* **Requirement**: Output all of the data below exactly as given.

* **Rows from a dataset**:
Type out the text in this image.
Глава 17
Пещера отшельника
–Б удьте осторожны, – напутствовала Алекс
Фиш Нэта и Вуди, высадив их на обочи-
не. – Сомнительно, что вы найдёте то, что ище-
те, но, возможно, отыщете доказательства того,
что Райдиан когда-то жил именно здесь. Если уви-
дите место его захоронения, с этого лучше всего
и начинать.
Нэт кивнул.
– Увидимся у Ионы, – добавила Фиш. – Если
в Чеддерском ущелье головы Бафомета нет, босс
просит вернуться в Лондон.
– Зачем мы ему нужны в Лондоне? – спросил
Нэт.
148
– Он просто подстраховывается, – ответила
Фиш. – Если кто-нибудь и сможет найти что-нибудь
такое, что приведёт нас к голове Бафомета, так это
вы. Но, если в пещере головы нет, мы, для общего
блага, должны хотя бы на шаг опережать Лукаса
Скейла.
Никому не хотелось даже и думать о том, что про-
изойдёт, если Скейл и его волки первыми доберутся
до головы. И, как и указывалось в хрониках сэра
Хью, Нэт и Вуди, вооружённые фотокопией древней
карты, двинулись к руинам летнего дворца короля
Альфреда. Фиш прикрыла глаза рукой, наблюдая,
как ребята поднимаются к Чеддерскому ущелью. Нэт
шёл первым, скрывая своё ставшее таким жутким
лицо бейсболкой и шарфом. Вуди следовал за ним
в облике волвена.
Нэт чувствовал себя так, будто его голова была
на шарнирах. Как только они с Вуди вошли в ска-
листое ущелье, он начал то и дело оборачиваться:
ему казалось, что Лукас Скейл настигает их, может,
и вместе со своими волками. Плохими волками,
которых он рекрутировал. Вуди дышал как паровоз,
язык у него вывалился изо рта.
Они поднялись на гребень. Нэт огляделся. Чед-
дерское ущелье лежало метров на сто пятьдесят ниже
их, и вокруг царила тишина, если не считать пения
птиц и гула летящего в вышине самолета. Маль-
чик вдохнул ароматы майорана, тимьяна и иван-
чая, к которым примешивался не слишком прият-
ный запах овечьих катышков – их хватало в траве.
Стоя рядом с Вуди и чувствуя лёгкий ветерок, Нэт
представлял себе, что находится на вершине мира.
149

* **The completed task**:
Type out the text in this image.
Глава 17
Пещера отшельника
–Б удьте осторожны, – напутствовала Алекс
Фиш Нэта и Вуди, высадив их на обочи-
не. – Сомнительно, что вы найдёте то, что ище-
те, но, возможно, отыщете доказательства того,
что Райдиан когда-то жил именно здесь. Если уви-
дите место его захоронения, с этого лучше всего
и начинать.
Нэт кивнул.
– Увидимся у Ионы, – добавила Фиш. – Если
в Чеддерском ущелье головы Бафомета нет, босс
просит вернуться в Лондон.
– Зачем мы ему нужны в Лондоне? – спросил
Нэт.
148
– Он просто подстраховывается, – ответила
Фиш. – Если кто-нибудь и сможет найти что-нибудь
такое, что приведёт нас к голове Бафомета, так это
вы. Но, если в пещере головы нет, мы, для общего
блага, должны хотя бы на шаг опережать Лукаса
Скейла.
Никому не хотелось даже и думать о том, что про-
изойдёт, если Скейл и его волки первыми доберутся
до головы. И, как и указывалось в хрониках сэра
Хью, Нэт и Вуди, вооружённые фотокопией древней
карты, двинулись к руинам летнего дворца короля
Альфреда. Фиш прикрыла глаза рукой, наблюдая,
как ребята поднимаются к Чеддерскому ущелью. Нэт
шёл первым, скрывая своё ставшее таким жутким
лицо бейсболкой и шарфом. Вуди следовал за ним
в облике волвена.
Нэт чувствовал себя так, будто его голова была
на шарнирах. Как только они с Вуди вошли в ска-
листое ущелье, он начал то и дело оборачиваться:
ему казалось, что Лукас Скейл настигает их, может,
и вместе со своими волками. Плохими волками,
которых он рекрутировал. Вуди дышал как паровоз,
язык у него вывалился изо рта.
Они поднялись на гребень. Нэт огляделся. Чед-
дерское ущелье лежало метров на сто пятьдесят ниже
их, и вокруг царила тишина, если не считать пения
птиц и гула летящего в вышине самолета. Маль-
чик вдохнул ароматы майорана, тимьяна и иван-
чая, к которым примешивался не слишком прият-
ный запах овечьих катышков – их хватало в траве.
Стоя рядом с Вуди и чувствуя лёгкий ветерок, Нэт
представлял себе, что находится на вершине мира.
149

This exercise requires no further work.